◆ **ENUNCIADO 1**: Según el extracto sobre cultura y economía, ¿de qué depende el funcionamiento exitoso de una economía de intercambio?
◆ **ENUNCIADO 2**: Indica si cada afirmación coincide con el extracto sobre cultura y economía, con sí o no y las palabras del extracto que lo deciden: (a) Quien escribe asesoró a la Comisión AntiMafia del Parlamento Italiano. (b) La cultura no influye en el comportamiento hacia el entorno. (c) Cuando la confianza y las normas abundan, es fácil no advertir su papel.
◆ **ENUNCIADO 3**: Por favor, retoma el extracto sobre cultura y economía a partir de su última oración.

---------- EXTRACTO ----------

Además, el funcionamiento exitoso de una economía de intercambio depende de la confianza mutua y de normas implícitas. Cuando estas modalidades del comportamiento están presentes en grado sumo, es fácil pasar por alto el papel que desempeñan. Pero cuando se han de cultivar, esa laguna puede constituir un impedimento de consideración para el éxito económico. Hay multitud de ejemplos sobre los problemas que enfrentan las economías precapitalistas debido al bajo desarrollo de las virtudes básicas del comercio y los negocios.
La cultura del comportamiento está relacionada con otros tantos aspectos del éxito económico. Se relaciona, por ejemplo, con el hecho de que perduren o dejen de ocurrir la corrupción económica y sus vínculos con el crimen organizado. En las discusiones italianas sobre este tema, en las que tuve el privilegio de participar asesorando a la Comisión AntiMafia del Parlamento Italiano, el papel y el alcance de los valores implícitos se trató con amplitud. La cultura también tiene un papel importante para fomentar un comportamiento amable con el entorno. La contribución cultural al comportamiento podría variar según los desafíos que surjan en el proceso de desarrollo económico.

---------- CONJUNTO DE FILAS ----------

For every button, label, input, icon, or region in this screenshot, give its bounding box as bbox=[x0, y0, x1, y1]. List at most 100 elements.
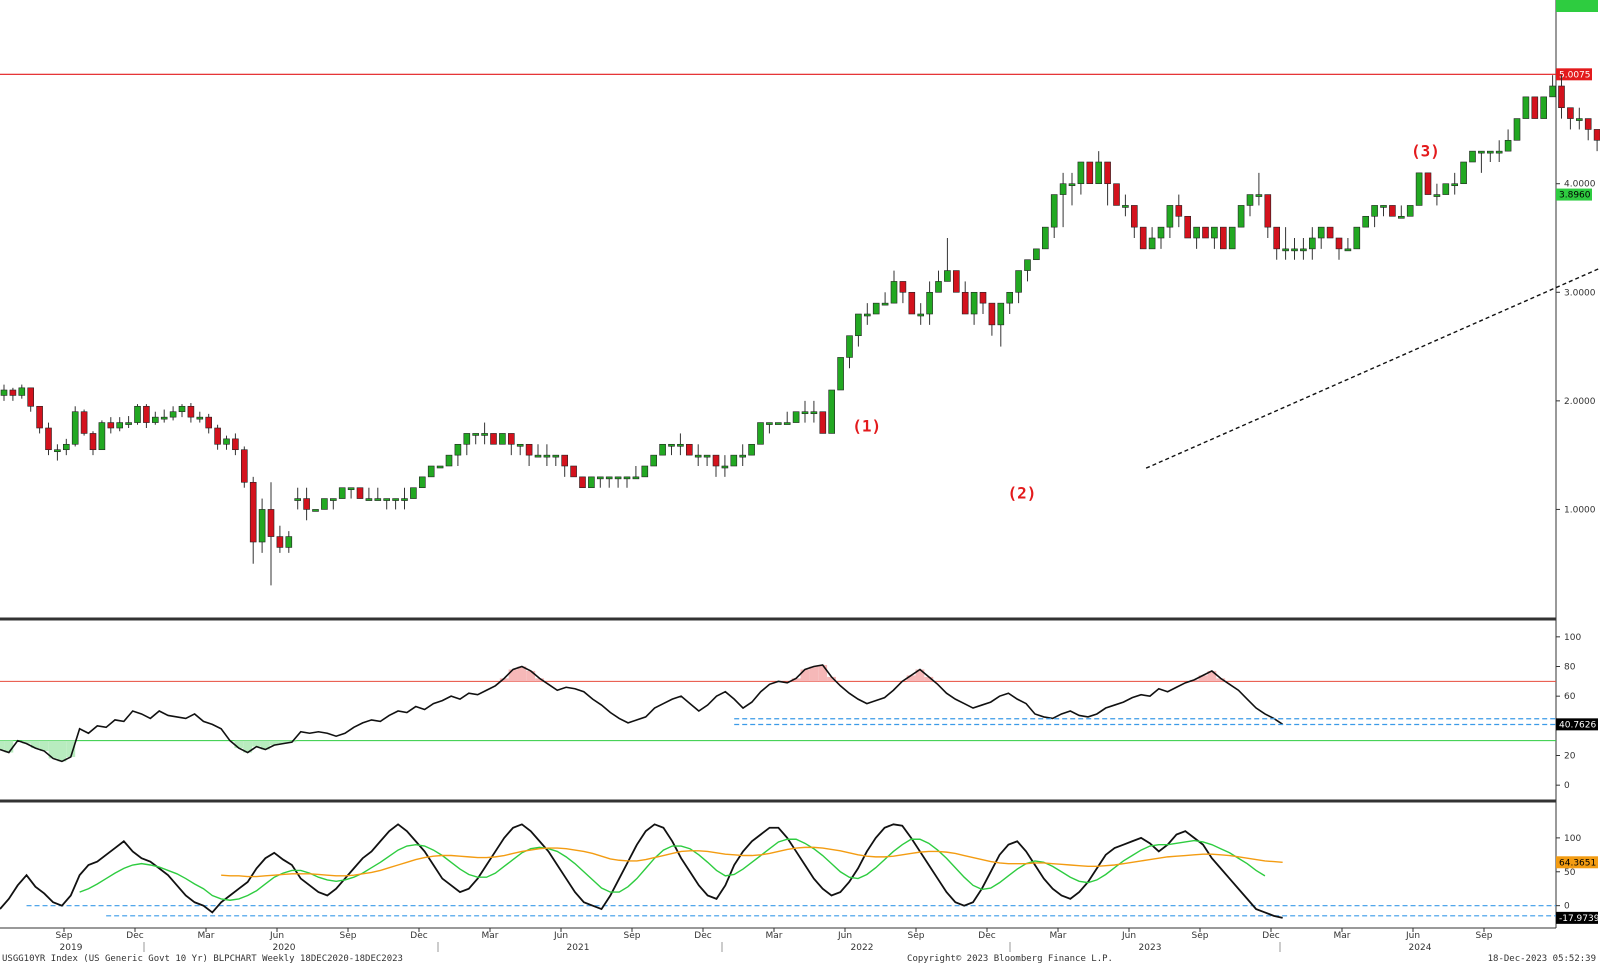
candle-body bbox=[9, 389, 17, 396]
x-year-label: 2020 bbox=[273, 943, 296, 953]
candle-body bbox=[383, 498, 391, 501]
candle-body bbox=[570, 465, 577, 478]
candle-body bbox=[1273, 226, 1280, 250]
candle-body bbox=[534, 454, 542, 458]
candle-body bbox=[1576, 118, 1583, 121]
candle-body bbox=[1513, 118, 1521, 141]
x-tick-label: Sep bbox=[1192, 931, 1209, 941]
candle-body bbox=[730, 454, 738, 467]
rsi-y-tick-label: 60 bbox=[1564, 692, 1576, 702]
candle-body bbox=[490, 433, 497, 445]
price-last-tag-label: 3.8960 bbox=[1559, 191, 1591, 201]
wave-label: (3) bbox=[1411, 142, 1440, 161]
candle-body bbox=[1291, 248, 1298, 252]
candle-body bbox=[890, 281, 898, 304]
x-tick-label: Jun bbox=[1405, 931, 1420, 941]
x-tick-label: Mar bbox=[1334, 931, 1351, 941]
candle-body bbox=[107, 422, 115, 429]
candle-body bbox=[169, 411, 177, 418]
candle-body bbox=[463, 433, 471, 445]
candle-body bbox=[1558, 85, 1565, 109]
candle-body bbox=[739, 454, 747, 458]
candle-body bbox=[178, 405, 186, 413]
candle-body bbox=[410, 487, 417, 499]
candle-body bbox=[187, 405, 195, 418]
candle-body bbox=[1540, 96, 1547, 119]
candle-body bbox=[241, 449, 248, 483]
candle-body bbox=[507, 433, 515, 445]
candle-body bbox=[970, 291, 978, 315]
candle-body bbox=[196, 416, 204, 420]
candle-body bbox=[1228, 226, 1236, 250]
candle-body bbox=[1282, 248, 1289, 252]
candle-body bbox=[1042, 226, 1049, 250]
candle-body bbox=[828, 389, 836, 434]
trendline bbox=[1145, 267, 1600, 469]
macd-last-tag bbox=[1556, 856, 1598, 869]
candle-body bbox=[712, 454, 720, 467]
candle-body bbox=[659, 443, 666, 456]
candle-body bbox=[926, 291, 933, 315]
candle-body bbox=[1415, 172, 1423, 206]
candle-body bbox=[418, 476, 426, 489]
resistance-tag-label: 5.0075 bbox=[1559, 70, 1591, 80]
candle-body bbox=[1050, 194, 1058, 228]
candle-body bbox=[1202, 226, 1209, 239]
candle-body bbox=[1353, 226, 1361, 250]
candle-body bbox=[783, 422, 791, 425]
wave-label: (4) bbox=[1597, 245, 1600, 264]
candle-body bbox=[1504, 139, 1512, 152]
x-year-label: 2022 bbox=[851, 943, 874, 953]
macd-last-tag-label: -17.9739 bbox=[1559, 914, 1600, 924]
candle-body bbox=[1398, 215, 1405, 219]
x-tick-label: Jun bbox=[269, 931, 284, 941]
candle-body bbox=[855, 313, 862, 337]
candle-body bbox=[36, 405, 43, 429]
candle-body bbox=[757, 422, 764, 445]
x-tick-label: Sep bbox=[1476, 931, 1493, 941]
macd-y-tick-label: 0 bbox=[1564, 902, 1570, 912]
candle-body bbox=[685, 443, 693, 456]
candle-body bbox=[312, 509, 319, 512]
candle-body bbox=[561, 454, 569, 467]
x-tick-label: Dec bbox=[410, 931, 427, 941]
price-y-tick-label: 1.0000 bbox=[1564, 505, 1596, 515]
candle-body bbox=[356, 487, 364, 499]
candle-body bbox=[552, 454, 560, 458]
wave-label: (1) bbox=[852, 416, 881, 435]
candle-body bbox=[89, 433, 97, 451]
candle-body bbox=[454, 443, 462, 456]
candle-body bbox=[1033, 248, 1040, 261]
candle-body bbox=[1433, 194, 1441, 197]
x-tick-label: Jun bbox=[1121, 931, 1136, 941]
x-tick-label: Jun bbox=[837, 931, 852, 941]
footer-right: 18-Dec-2023 05:52:39 bbox=[1488, 954, 1596, 964]
candle-body bbox=[1593, 129, 1600, 141]
x-tick-label: Sep bbox=[340, 931, 357, 941]
candle-body bbox=[935, 281, 942, 293]
x-tick-label: Mar bbox=[766, 931, 783, 941]
candle-body bbox=[668, 443, 675, 447]
candle-body bbox=[365, 498, 373, 501]
candle-body bbox=[45, 427, 52, 451]
candle-body bbox=[516, 443, 524, 447]
candle-body bbox=[152, 416, 159, 423]
candle-body bbox=[1220, 226, 1227, 250]
candle-body bbox=[62, 443, 70, 451]
candle-body bbox=[481, 433, 488, 436]
candle-body bbox=[329, 498, 337, 501]
candle-body bbox=[1211, 226, 1218, 239]
candle-body bbox=[1113, 183, 1120, 206]
candle-body bbox=[614, 476, 622, 480]
candle-body bbox=[525, 443, 533, 456]
macd-last-tag-label: 44.4229 bbox=[1559, 0, 1596, 3]
candle-body bbox=[1015, 270, 1022, 293]
x-tick-label: Dec bbox=[978, 931, 995, 941]
candle-body bbox=[1246, 194, 1254, 206]
candle-body bbox=[774, 422, 782, 425]
candle-body bbox=[436, 465, 444, 469]
candle-body bbox=[1264, 194, 1272, 228]
candle-body bbox=[899, 281, 907, 293]
macd-slow-line bbox=[221, 846, 1283, 878]
candle-body bbox=[1460, 161, 1467, 185]
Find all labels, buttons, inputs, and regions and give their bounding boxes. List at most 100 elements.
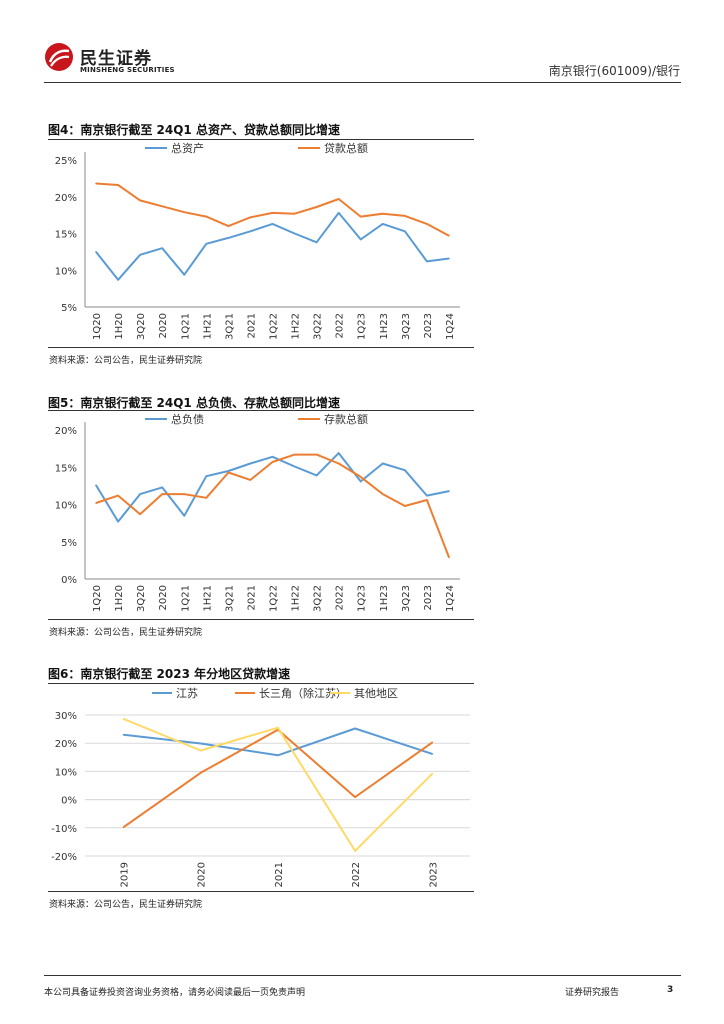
report-subject: 南京银行(601009)/银行 — [548, 64, 680, 78]
fig5-data-point — [95, 484, 97, 486]
fig6-data-point — [277, 754, 279, 757]
fig4-data-point — [381, 212, 384, 215]
fig5-legend-label-2: 存款总额 — [324, 412, 368, 426]
fig5-x-tick-label: 2023 — [423, 585, 434, 610]
figure-4-top-rule — [48, 139, 474, 140]
fig5-data-point — [381, 462, 384, 465]
fig6-data-point — [122, 733, 125, 736]
fig5-x-tick-label: 1H23 — [379, 585, 390, 612]
fig5-data-point — [183, 493, 186, 495]
fig5-x-tick-label: 3Q20 — [136, 585, 147, 612]
fig5-data-point — [205, 475, 208, 477]
fig5-y-tick-label: 5% — [61, 538, 77, 549]
fig5-data-point — [249, 479, 252, 481]
figure-5-top-rule — [48, 410, 474, 411]
fig6-data-point — [354, 727, 356, 730]
fig4-data-point — [337, 212, 340, 214]
fig5-data-point — [404, 469, 406, 472]
fig6-data-point — [199, 742, 202, 745]
fig4-data-point — [404, 230, 406, 233]
fig6-y-tick-label: 20% — [55, 739, 77, 750]
brand-name-en: MINSHENG SECURITIES — [80, 66, 175, 74]
fig5-data-point — [293, 465, 296, 468]
fig6-data-point — [199, 749, 202, 752]
fig5-data-point — [315, 474, 318, 477]
fig6-x-tick-label: 2021 — [274, 862, 285, 887]
fig4-data-point — [95, 251, 97, 253]
fig4-data-point — [293, 212, 296, 215]
fig5-data-point — [404, 505, 406, 507]
fig4-data-point — [271, 223, 274, 225]
figure-6-top-rule — [48, 683, 474, 684]
fig4-x-tick-label: 3Q23 — [401, 313, 412, 340]
fig4-data-point — [95, 182, 97, 185]
fig4-data-point — [183, 273, 186, 276]
footer-rule — [44, 975, 681, 976]
fig4-x-tick-label: 1H20 — [114, 313, 125, 340]
fig4-data-point — [117, 184, 119, 186]
fig5-data-point — [337, 462, 340, 465]
fig5-x-tick-label: 3Q22 — [313, 585, 324, 612]
fig4-x-tick-label: 2022 — [335, 313, 346, 338]
fig4-legend-label-1: 总资产 — [171, 141, 204, 155]
fig6-data-point — [431, 753, 434, 755]
fig6-legend-label-3: 其他地区 — [354, 687, 398, 700]
page-number: 3 — [667, 985, 674, 995]
figure-6-title: 图6：南京银行截至 2023 年分地区贷款增速 — [48, 667, 291, 681]
fig5-data-point — [139, 493, 141, 495]
fig5-data-point — [271, 456, 274, 458]
fig6-y-tick-label: -10% — [51, 824, 77, 835]
fig5-data-point — [117, 494, 119, 497]
fig4-data-point — [426, 260, 428, 263]
fig4-data-point — [448, 257, 450, 260]
fig4-data-point — [426, 223, 428, 225]
footer-report-type: 证券研究报告 — [565, 988, 620, 998]
fig4-x-tick-label: 1H22 — [291, 313, 302, 340]
fig5-x-tick-label: 1H21 — [202, 585, 213, 612]
fig4-x-tick-label: 3Q21 — [224, 313, 235, 340]
fig5-data-point — [205, 496, 208, 499]
fig4-x-tick-label: 1H23 — [379, 313, 390, 340]
fig6-y-tick-label: 30% — [55, 711, 77, 722]
fig4-x-tick-label: 2023 — [423, 313, 434, 338]
fig4-x-tick-label: 1Q24 — [445, 313, 456, 340]
fig4-data-point — [337, 198, 340, 200]
fig5-x-tick-label: 1Q22 — [269, 585, 280, 612]
fig4-y-tick-label: 15% — [55, 230, 77, 241]
fig6-x-tick-label: 2022 — [351, 862, 362, 887]
fig4-y-tick-label: 25% — [55, 156, 77, 167]
fig4-x-tick-label: 1Q23 — [357, 313, 368, 340]
figure-4-source: 资料来源：公司公告，民生证券研究院 — [49, 356, 203, 366]
fig5-data-point — [139, 513, 141, 515]
fig5-data-point — [227, 470, 230, 472]
fig5-legend-label-1: 总负债 — [171, 412, 204, 426]
fig6-y-tick-label: 10% — [55, 767, 77, 778]
fig4-data-point — [271, 212, 274, 214]
figure-5-title: 图5：南京银行截至 24Q1 总负债、存款总额同比增速 — [48, 396, 340, 410]
footer-disclaimer: 本公司具备证券投资咨询业务资格，请务必阅读最后一页免责声明 — [44, 988, 306, 998]
fig5-series-line-2 — [95, 453, 450, 558]
fig4-data-point — [249, 230, 252, 233]
fig4-data-point — [139, 254, 141, 256]
fig5-x-tick-label: 1H22 — [291, 585, 302, 612]
fig5-data-point — [359, 476, 362, 478]
fig4-y-tick-label: 10% — [55, 266, 77, 277]
fig6-data-point — [199, 772, 202, 774]
fig4-data-point — [448, 234, 450, 237]
fig4-data-point — [227, 237, 230, 239]
fig5-data-point — [161, 493, 164, 495]
fig4-data-point — [249, 216, 252, 219]
fig4-data-point — [293, 232, 296, 235]
fig5-data-point — [183, 514, 186, 517]
fig5-x-tick-label: 2022 — [335, 585, 346, 610]
fig4-y-tick-label: 5% — [61, 303, 77, 314]
fig6-x-tick-label: 2019 — [120, 862, 131, 887]
figure-5-bottom-rule — [48, 619, 474, 620]
fig5-data-point — [381, 493, 384, 495]
fig6-legend-label-1: 江苏 — [176, 687, 198, 700]
fig4-data-point — [205, 215, 208, 218]
fig4-y-tick-label: 20% — [55, 193, 77, 204]
figure-4-title: 图4：南京银行截至 24Q1 总资产、贷款总额同比增速 — [48, 123, 340, 137]
fig5-data-point — [359, 480, 362, 483]
fig5-y-tick-label: 10% — [55, 501, 77, 512]
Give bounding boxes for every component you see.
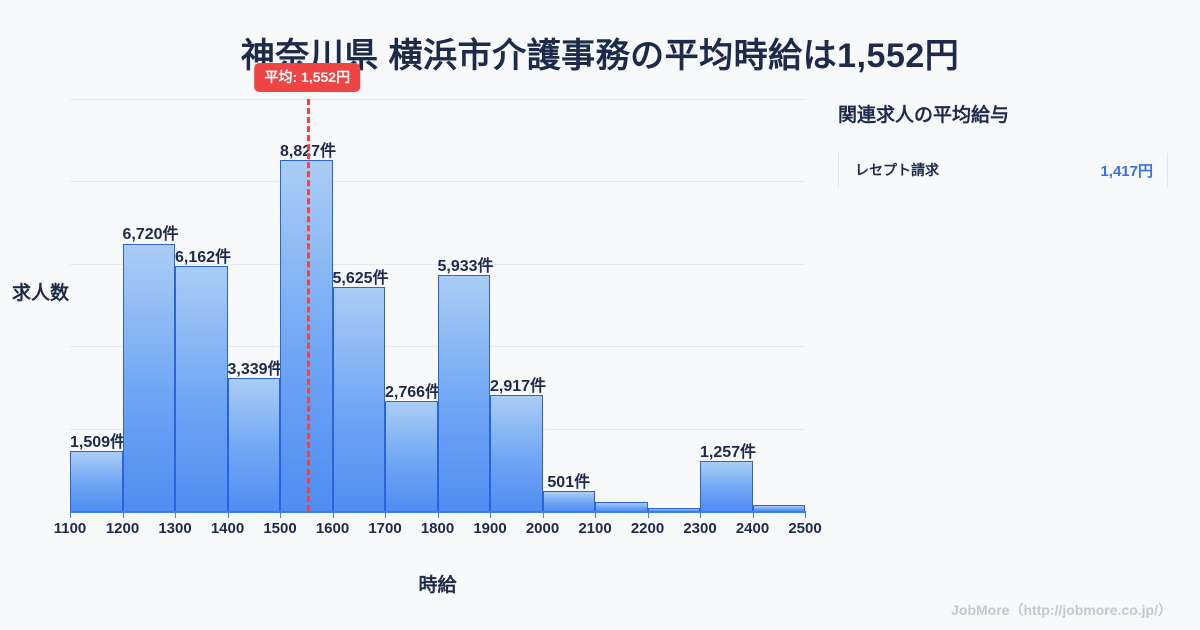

----------

◆ **RESPUESTA 1**: De la confianza mutua y de normas implícitas.

◆ **RESPUESTA 2**:
(a) Sí: «tuve el privilegio de participar asesorando a la Comisión AntiMafia del Parlamento Italiano».
(b) No: «La cultura también tiene un papel importante para fomentar un comportamiento amable con el entorno».
(c) Sí: «Cuando estas modalidades del comportamiento están presentes en grado sumo, es fácil pasar por alto el papel que desempeñan».

◆ **RESPUESTA 3**:
(4) La cultura y la participación política. La participación en los intercambios civiles y en las actividades políticas está influida por las condiciones culturales. La tradición del debate público y del intercambio participativo puede ser decisiva en el proceso político, y puede importar para el establecimiento, la preservación y la práctica de la democracia. La cultura de la participación puede ser una virtud cívica toral, como lo expuso ampliamente Condorcet, entre otros pensadores sobresalientes de la Ilustración europea.
Aristóteles señaló, por cierto, que los seres humanos suelen tener una inclinación natural hacia el intercambio civil. Y, sin embargo, el alcance de la participación política puede variar de una sociedad a otra. De manera particular, las inclinaciones políticas pueden ser suprimidas no sólo por gobiernos y restricciones autoritarios, sino también por la «cultura del miedo» que genera la represión política. También puede existir una «cultura de la indiferencia», que abreve del escepticismo y conduzca a la apatía. La participación política es extremadamente importante para el desarrollo, lo mismo a través de sus efectos en la valoración de los medios y los fines, que a través de su papel en la formación y la consolidación de los valores que permiten ponderar el desarrollo mismo.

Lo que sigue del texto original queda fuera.